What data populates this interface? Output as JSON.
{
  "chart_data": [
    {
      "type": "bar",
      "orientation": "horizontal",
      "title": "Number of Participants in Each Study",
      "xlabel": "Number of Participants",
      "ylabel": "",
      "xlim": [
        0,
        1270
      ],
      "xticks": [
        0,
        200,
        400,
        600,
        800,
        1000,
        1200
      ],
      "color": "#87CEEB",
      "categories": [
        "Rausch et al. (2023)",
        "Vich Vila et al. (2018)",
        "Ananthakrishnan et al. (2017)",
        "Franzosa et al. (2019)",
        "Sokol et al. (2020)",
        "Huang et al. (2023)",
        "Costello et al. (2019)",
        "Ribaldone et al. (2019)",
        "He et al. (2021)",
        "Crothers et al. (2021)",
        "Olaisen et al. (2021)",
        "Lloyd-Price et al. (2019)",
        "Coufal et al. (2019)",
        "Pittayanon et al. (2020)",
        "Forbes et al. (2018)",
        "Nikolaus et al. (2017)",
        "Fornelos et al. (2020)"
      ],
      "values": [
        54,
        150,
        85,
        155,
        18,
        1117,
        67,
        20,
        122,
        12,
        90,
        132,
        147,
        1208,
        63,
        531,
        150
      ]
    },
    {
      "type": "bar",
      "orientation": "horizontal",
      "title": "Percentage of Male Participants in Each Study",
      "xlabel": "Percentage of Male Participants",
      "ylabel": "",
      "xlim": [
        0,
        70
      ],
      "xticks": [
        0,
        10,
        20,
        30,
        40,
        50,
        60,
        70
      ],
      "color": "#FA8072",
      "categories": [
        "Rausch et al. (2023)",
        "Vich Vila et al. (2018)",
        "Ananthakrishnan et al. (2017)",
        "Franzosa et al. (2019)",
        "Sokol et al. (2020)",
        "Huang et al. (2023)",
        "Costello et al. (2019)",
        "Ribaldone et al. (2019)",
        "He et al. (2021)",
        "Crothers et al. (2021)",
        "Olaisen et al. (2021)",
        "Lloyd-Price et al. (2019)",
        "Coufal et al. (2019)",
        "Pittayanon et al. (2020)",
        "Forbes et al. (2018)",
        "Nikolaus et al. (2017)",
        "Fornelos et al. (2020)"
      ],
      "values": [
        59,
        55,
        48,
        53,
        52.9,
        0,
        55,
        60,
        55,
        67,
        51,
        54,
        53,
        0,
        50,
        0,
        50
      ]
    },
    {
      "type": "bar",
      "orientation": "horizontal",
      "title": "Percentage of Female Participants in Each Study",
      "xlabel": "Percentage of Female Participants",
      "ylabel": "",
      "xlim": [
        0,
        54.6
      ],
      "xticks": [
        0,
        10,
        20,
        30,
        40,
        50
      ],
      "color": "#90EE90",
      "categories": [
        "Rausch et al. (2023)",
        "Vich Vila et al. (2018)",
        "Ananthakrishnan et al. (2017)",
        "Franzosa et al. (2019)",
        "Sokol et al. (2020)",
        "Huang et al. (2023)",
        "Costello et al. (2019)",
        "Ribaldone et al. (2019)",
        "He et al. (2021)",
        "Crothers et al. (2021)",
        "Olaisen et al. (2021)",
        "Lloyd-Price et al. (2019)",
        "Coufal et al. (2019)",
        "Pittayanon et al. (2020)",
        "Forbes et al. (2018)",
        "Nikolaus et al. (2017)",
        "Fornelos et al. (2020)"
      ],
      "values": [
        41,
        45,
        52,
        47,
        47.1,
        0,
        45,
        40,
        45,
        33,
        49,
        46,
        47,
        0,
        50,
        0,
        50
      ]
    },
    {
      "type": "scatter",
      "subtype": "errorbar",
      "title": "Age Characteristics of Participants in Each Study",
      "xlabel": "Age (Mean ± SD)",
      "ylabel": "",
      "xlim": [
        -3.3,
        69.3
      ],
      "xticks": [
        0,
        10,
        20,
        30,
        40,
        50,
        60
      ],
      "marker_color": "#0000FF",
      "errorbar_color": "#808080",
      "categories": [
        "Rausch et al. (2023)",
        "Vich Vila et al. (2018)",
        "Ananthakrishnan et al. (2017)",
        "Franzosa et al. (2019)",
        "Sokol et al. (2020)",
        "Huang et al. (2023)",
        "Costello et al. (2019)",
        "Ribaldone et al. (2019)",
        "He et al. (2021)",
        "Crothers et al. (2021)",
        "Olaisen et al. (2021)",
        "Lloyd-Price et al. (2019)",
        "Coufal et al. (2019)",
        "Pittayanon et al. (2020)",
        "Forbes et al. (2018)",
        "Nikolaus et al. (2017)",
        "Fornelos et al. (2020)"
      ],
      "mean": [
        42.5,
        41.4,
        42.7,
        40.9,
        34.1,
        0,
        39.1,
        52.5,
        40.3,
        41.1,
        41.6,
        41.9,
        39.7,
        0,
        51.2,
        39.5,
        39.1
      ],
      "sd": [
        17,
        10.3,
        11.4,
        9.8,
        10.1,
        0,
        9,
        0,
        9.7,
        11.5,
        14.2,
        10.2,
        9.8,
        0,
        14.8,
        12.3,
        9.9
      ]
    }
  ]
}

What you need to do ▸
Only a number is wanted: how many lines of the material above hold "Participants"?

Response to this exercise ▸
7